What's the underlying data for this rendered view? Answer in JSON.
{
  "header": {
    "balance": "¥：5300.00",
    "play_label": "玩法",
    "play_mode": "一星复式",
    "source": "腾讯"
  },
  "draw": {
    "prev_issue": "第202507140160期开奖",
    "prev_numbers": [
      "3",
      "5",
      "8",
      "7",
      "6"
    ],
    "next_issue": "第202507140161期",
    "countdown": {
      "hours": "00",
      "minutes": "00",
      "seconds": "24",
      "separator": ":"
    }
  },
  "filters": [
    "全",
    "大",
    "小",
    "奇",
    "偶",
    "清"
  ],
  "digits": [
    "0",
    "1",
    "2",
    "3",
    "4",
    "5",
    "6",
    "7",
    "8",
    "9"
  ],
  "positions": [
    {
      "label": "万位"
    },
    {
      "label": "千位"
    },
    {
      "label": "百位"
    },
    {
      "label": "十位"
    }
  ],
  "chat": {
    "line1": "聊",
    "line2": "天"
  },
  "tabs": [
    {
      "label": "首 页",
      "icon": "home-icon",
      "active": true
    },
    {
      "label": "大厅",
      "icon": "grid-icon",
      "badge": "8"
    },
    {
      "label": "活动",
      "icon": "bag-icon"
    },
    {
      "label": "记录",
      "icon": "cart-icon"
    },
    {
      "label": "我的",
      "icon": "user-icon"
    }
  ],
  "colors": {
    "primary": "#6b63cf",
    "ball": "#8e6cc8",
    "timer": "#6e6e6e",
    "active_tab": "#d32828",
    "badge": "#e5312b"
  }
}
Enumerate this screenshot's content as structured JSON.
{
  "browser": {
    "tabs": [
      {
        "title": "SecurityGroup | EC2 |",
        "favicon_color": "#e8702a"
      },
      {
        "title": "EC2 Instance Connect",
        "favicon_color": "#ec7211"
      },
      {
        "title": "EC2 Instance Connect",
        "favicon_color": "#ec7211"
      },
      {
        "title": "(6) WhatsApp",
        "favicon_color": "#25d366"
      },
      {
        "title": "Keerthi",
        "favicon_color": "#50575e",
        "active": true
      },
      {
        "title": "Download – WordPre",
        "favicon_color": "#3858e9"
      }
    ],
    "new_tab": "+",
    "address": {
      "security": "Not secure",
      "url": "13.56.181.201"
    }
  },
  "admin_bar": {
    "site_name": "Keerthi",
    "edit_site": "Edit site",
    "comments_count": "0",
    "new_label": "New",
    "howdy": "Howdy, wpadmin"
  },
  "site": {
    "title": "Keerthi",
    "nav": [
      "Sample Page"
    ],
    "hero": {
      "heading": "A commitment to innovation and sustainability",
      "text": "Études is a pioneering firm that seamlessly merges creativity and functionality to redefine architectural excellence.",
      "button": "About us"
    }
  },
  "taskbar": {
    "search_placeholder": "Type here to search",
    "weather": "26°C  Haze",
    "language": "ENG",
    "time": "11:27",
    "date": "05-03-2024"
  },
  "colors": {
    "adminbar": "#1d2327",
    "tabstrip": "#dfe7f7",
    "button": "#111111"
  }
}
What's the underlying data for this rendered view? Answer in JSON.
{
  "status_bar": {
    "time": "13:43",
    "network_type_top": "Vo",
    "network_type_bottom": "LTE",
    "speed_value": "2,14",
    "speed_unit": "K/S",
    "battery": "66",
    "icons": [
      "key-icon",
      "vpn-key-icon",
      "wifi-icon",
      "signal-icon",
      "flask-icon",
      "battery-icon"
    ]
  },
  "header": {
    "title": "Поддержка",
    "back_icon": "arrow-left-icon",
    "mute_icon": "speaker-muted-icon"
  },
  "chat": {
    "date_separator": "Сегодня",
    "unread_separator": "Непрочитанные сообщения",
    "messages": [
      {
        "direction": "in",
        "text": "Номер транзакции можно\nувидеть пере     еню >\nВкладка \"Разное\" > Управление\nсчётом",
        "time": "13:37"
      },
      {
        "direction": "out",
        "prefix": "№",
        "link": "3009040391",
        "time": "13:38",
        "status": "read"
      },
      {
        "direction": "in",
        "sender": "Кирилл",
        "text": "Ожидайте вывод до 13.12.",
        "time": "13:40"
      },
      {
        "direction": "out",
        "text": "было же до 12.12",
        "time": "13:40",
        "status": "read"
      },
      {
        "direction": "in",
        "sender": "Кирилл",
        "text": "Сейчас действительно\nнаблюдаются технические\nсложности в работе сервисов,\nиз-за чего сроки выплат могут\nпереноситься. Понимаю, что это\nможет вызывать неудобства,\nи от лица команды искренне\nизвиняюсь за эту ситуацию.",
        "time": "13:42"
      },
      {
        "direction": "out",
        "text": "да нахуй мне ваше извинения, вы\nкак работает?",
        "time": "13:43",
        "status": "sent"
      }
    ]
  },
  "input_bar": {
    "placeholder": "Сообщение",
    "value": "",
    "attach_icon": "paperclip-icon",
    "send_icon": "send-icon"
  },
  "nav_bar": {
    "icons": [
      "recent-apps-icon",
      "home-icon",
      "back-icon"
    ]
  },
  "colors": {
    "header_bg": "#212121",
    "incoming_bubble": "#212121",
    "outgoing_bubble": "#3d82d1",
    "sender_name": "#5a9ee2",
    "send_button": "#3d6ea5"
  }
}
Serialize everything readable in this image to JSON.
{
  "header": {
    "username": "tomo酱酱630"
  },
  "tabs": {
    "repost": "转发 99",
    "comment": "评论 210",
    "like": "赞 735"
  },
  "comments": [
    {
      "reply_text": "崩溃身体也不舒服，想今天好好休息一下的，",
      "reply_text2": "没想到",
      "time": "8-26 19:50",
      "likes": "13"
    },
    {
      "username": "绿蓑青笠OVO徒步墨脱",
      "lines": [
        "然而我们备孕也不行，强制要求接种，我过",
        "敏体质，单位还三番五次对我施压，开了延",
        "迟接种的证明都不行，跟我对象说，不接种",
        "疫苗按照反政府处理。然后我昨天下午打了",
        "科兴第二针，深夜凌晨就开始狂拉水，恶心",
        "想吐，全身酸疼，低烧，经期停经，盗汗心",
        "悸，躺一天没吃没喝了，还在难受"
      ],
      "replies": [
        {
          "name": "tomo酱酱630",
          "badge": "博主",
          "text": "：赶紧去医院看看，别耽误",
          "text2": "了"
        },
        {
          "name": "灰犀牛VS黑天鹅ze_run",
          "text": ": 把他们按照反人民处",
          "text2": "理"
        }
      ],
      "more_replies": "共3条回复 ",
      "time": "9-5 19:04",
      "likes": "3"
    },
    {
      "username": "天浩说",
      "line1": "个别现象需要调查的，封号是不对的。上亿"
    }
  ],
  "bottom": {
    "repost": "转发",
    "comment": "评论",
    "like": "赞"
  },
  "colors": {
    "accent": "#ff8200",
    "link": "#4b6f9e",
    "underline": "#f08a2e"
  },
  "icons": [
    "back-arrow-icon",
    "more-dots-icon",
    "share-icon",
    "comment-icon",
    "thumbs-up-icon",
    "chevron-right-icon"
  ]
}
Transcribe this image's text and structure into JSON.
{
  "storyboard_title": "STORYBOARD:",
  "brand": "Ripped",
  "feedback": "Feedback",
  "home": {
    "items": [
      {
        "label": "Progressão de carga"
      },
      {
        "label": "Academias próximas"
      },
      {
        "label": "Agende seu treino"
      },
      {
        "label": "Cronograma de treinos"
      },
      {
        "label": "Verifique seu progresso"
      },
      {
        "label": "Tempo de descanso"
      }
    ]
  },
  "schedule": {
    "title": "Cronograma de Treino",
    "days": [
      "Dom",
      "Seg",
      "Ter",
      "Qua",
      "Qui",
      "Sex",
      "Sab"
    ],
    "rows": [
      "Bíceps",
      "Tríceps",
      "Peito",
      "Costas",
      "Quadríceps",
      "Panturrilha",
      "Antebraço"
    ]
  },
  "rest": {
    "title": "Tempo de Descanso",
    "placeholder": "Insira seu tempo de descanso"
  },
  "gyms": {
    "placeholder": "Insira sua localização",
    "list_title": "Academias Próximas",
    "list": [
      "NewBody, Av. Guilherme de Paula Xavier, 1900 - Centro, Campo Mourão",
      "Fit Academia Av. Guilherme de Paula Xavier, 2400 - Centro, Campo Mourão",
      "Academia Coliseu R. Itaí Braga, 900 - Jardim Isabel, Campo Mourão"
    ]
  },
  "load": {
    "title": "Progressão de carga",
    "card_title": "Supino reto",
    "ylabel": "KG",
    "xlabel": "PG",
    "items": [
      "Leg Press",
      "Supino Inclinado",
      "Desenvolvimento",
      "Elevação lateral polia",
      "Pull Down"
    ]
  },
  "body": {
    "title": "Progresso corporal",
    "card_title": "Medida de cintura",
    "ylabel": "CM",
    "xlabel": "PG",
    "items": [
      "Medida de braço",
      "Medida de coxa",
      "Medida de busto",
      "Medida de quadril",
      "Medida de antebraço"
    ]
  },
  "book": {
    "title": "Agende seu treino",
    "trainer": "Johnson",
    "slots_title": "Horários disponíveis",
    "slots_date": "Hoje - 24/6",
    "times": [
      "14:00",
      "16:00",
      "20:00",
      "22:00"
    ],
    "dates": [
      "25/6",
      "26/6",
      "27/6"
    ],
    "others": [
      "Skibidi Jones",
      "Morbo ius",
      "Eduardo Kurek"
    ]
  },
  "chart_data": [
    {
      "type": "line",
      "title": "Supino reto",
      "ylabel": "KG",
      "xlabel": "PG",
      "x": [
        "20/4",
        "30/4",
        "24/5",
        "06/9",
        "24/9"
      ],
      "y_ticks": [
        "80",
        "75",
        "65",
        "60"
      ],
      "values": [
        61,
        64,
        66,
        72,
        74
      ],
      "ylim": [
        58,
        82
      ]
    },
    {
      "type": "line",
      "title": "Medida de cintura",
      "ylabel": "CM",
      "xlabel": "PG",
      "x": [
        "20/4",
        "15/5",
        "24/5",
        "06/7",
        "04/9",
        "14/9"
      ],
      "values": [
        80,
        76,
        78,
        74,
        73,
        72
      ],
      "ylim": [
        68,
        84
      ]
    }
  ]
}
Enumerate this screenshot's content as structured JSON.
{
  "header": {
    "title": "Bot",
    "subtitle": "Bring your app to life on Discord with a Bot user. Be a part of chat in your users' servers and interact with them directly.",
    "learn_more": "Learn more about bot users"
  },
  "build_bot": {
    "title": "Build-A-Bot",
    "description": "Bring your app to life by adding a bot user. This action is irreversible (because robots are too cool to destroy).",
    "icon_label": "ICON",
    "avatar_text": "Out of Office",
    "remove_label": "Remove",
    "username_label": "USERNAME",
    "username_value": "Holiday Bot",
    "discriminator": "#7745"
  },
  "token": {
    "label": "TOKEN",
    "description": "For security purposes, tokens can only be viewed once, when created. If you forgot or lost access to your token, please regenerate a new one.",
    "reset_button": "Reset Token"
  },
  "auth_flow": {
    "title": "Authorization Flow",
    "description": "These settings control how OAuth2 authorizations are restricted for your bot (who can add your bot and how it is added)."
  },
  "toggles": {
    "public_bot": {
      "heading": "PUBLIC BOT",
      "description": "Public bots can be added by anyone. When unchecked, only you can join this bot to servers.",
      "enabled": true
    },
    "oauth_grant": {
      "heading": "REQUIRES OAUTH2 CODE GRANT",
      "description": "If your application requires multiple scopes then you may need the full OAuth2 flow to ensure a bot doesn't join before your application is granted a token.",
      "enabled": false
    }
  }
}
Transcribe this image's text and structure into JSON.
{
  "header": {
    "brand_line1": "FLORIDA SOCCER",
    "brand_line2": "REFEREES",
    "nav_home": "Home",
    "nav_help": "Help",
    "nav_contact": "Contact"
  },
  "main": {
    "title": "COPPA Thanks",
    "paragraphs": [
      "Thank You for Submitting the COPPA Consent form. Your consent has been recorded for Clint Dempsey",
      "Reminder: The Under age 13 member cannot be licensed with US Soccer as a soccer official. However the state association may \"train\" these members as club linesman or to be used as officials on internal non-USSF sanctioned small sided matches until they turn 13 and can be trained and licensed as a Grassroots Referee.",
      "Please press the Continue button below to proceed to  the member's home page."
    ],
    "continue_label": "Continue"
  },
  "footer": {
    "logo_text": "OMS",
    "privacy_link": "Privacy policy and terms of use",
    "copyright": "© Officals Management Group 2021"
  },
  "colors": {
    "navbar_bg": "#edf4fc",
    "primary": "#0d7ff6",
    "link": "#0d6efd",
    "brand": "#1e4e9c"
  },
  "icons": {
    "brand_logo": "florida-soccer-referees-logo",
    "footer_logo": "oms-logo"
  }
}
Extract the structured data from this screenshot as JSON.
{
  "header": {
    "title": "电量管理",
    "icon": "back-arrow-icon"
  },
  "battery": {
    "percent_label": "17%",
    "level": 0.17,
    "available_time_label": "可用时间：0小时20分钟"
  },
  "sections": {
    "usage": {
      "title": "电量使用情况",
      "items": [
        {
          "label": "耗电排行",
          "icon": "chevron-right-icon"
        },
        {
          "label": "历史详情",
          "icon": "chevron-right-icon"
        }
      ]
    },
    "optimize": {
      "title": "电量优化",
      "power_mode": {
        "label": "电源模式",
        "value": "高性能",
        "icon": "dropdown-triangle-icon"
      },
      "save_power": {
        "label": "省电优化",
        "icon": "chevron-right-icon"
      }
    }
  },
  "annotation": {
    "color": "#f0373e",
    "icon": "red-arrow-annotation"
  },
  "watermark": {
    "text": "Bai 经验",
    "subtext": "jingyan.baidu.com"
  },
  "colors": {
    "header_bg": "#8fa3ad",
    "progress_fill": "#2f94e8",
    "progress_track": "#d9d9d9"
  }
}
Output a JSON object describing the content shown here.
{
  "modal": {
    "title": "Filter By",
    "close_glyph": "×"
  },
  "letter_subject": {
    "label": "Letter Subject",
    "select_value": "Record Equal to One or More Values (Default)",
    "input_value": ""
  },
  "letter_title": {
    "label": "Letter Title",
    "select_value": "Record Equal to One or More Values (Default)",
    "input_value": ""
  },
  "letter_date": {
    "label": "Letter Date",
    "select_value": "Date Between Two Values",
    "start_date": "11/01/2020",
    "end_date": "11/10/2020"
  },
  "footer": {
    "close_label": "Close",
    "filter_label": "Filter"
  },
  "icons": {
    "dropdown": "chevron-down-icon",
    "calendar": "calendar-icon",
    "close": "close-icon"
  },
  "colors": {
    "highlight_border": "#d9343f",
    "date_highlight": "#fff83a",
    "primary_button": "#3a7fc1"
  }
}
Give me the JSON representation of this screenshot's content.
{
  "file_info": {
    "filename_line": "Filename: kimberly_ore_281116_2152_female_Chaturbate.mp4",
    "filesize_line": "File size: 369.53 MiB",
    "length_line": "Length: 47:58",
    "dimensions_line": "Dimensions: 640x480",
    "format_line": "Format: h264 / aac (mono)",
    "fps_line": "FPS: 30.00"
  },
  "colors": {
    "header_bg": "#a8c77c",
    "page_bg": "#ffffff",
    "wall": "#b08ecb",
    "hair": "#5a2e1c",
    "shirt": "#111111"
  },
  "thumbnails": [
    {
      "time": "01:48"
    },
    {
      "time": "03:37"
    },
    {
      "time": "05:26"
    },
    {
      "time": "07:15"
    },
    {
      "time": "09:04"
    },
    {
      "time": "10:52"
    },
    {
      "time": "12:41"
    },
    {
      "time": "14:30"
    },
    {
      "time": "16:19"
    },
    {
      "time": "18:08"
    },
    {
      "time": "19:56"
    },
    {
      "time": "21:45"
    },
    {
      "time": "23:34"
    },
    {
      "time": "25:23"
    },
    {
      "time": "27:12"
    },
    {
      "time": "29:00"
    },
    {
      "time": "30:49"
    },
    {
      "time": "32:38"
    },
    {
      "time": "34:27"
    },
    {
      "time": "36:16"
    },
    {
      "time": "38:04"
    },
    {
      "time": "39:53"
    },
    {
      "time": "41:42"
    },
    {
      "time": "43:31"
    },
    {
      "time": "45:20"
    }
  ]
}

## TO DO
Tally the lines of the data that hold the string "join". Answer with the number and nothing more.

## TASK SOLUTION
2